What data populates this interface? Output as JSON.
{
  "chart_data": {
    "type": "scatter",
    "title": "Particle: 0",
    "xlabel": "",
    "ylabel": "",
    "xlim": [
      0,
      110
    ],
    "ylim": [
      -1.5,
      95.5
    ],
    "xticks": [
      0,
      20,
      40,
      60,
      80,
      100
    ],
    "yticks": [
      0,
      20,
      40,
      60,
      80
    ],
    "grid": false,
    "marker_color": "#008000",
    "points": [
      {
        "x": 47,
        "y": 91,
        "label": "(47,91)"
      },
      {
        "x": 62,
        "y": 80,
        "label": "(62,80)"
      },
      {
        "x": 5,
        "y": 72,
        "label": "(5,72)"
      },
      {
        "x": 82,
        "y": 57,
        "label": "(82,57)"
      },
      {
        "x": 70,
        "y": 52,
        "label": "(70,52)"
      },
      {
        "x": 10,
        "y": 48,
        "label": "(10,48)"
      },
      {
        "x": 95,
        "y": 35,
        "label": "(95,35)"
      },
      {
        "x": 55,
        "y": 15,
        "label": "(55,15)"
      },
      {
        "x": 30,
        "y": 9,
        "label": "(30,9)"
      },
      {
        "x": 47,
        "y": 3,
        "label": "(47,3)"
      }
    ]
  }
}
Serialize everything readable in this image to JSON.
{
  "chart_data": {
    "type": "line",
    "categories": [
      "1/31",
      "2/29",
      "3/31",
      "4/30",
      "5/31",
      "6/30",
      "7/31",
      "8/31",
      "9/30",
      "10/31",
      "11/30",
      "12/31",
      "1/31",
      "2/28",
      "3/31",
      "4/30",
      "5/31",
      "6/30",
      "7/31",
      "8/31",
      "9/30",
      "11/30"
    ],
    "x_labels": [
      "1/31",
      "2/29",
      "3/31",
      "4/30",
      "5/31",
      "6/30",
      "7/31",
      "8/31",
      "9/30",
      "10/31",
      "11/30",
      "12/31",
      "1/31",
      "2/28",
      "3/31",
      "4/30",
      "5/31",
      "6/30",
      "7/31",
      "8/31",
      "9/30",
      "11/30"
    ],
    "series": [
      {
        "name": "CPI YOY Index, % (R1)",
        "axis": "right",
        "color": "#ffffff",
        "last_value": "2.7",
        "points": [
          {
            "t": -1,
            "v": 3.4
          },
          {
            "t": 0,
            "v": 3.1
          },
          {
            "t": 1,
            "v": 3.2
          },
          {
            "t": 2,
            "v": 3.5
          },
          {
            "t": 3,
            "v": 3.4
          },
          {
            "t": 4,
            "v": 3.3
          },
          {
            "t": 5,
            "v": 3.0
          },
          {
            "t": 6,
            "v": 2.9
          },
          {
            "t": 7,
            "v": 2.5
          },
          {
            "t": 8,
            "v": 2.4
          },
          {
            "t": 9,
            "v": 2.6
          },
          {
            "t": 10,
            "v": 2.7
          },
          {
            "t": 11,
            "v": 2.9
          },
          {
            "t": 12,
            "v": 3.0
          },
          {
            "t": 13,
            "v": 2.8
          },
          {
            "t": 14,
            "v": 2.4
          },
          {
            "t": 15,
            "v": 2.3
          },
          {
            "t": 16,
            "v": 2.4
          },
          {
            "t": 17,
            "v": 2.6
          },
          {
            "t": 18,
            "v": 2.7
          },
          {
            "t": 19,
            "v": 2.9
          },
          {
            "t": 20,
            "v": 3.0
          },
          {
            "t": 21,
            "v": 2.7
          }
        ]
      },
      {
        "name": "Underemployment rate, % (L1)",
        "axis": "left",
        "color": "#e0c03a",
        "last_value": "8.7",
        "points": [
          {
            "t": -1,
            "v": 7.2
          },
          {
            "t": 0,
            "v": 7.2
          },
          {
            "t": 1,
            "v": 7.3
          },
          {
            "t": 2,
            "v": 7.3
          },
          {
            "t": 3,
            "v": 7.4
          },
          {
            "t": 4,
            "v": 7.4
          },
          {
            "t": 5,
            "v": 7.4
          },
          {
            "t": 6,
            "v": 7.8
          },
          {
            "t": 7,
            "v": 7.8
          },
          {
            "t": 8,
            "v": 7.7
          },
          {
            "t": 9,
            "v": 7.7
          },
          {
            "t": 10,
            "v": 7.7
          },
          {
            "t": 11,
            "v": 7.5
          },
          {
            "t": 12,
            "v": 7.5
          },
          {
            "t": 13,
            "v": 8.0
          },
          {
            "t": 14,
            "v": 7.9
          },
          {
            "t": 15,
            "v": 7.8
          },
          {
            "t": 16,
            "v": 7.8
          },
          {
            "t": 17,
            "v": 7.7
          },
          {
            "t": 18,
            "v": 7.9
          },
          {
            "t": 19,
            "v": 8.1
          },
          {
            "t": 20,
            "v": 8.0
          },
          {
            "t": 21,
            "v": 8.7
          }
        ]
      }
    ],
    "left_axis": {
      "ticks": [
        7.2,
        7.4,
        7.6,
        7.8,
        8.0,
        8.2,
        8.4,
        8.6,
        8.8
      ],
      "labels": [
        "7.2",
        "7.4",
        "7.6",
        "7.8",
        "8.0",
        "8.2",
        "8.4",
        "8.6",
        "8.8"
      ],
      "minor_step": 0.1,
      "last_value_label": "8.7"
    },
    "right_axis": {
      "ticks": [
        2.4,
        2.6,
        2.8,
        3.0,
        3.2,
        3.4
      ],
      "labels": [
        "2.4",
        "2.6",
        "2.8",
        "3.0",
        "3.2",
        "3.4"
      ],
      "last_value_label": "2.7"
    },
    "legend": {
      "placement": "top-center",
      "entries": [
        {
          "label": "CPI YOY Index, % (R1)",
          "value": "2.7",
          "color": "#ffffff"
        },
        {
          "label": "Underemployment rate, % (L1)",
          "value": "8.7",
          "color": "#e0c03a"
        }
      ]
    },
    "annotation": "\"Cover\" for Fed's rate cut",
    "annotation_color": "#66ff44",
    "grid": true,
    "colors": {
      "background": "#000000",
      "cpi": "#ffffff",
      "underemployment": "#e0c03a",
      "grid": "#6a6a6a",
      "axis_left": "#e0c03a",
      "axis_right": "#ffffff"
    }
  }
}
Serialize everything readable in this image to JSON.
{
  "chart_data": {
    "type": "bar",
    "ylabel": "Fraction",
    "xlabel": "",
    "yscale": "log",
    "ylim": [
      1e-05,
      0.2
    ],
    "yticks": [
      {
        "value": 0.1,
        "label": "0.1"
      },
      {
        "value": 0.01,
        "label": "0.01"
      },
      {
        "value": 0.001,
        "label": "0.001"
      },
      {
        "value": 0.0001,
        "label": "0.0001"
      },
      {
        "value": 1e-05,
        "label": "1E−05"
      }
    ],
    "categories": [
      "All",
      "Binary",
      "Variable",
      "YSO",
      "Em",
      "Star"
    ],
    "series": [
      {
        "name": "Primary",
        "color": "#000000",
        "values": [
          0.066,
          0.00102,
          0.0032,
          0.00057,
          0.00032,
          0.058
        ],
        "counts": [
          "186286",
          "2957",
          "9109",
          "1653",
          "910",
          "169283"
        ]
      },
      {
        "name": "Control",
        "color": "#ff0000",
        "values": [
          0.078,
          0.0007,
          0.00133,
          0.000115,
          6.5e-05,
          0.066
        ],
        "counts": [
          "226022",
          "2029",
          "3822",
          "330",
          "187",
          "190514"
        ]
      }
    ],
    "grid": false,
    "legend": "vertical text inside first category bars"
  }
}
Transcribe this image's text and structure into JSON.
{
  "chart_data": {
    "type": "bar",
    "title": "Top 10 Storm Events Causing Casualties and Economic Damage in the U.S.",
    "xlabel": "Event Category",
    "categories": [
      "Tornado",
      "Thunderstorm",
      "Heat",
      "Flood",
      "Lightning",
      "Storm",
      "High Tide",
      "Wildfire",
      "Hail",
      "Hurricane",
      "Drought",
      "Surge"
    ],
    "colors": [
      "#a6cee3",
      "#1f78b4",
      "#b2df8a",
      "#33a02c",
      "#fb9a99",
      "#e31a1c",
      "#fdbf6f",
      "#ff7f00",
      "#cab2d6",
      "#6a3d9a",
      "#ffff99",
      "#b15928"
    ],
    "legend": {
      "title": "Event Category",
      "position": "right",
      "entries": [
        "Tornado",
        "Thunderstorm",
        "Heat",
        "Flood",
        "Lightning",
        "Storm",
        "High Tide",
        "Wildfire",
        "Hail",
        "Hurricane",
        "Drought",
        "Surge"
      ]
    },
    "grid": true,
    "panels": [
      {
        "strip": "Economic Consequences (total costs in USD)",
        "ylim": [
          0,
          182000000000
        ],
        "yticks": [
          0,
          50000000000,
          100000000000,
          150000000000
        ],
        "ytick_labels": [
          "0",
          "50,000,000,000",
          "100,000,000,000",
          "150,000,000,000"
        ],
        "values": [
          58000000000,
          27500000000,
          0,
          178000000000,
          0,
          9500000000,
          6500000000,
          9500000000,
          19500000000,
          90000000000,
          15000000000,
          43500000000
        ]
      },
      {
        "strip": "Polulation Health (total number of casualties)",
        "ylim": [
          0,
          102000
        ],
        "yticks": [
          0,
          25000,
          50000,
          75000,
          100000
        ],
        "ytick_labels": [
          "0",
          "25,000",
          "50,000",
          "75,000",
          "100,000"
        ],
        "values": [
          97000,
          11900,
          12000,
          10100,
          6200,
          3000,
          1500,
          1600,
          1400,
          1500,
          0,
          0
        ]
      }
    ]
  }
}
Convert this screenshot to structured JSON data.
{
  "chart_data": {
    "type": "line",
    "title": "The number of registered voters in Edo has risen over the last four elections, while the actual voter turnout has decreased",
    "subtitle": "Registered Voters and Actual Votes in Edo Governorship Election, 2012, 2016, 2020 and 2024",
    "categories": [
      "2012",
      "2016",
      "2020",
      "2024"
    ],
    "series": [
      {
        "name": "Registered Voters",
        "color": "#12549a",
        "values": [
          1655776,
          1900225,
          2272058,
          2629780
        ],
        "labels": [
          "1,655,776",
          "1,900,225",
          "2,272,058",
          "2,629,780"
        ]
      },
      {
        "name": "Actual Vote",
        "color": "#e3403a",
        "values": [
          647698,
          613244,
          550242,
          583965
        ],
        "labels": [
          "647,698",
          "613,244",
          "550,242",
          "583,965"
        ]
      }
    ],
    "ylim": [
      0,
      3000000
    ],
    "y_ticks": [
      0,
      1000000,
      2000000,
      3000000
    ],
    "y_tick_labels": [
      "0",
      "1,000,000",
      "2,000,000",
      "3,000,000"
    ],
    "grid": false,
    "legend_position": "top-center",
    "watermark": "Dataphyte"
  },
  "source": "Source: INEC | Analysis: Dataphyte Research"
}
***
▶ Task directions
From the data above, copy each line that has the string "rate".

▶ Written response
        "name": "Underemployment rate, % (L1)",
          "label": "Underemployment rate, % (L1)",
    "annotation": "\"Cover\" for Fed's rate cut",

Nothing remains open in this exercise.